▶ _PROBLEM STATEMENT_: Without including any pictures, copy each entry below exactly.

-- start of DATASET EXTRACT --

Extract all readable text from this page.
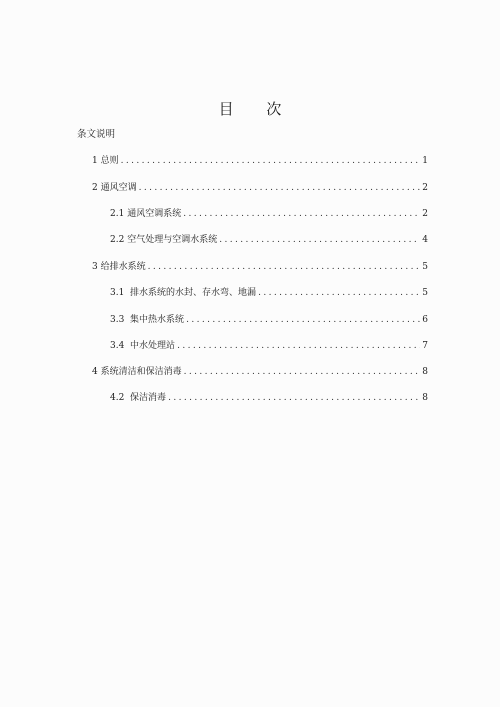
目 次
条文说明
1 总则 .....	1
2 通风空调 .....	2
2.1 通风空调系统 .....	2
2.2 空气处理与空调水系统 .....	4
3 给排水系统 .....	5
3.1 排水系统的水封、存水弯、地漏 .....	5
3.3 集中热水系统 .....	6
3.4 中水处理站 .....	7
4 系统清洁和保洁消毒 .....	8
4.2 保洁消毒 .....	8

-- end of DATASET EXTRACT --

▶ _THE REPLY_:
Extract all readable text from this page.
目 次
条文说明
1 总则 .....	1
2 通风空调 .....	2
2.1 通风空调系统 .....	2
2.2 空气处理与空调水系统 .....	4
3 给排水系统 .....	5
3.1 排水系统的水封、存水弯、地漏 .....	5
3.3 集中热水系统 .....	6
3.4 中水处理站 .....	7
4 系统清洁和保洁消毒 .....	8
4.2 保洁消毒 .....	8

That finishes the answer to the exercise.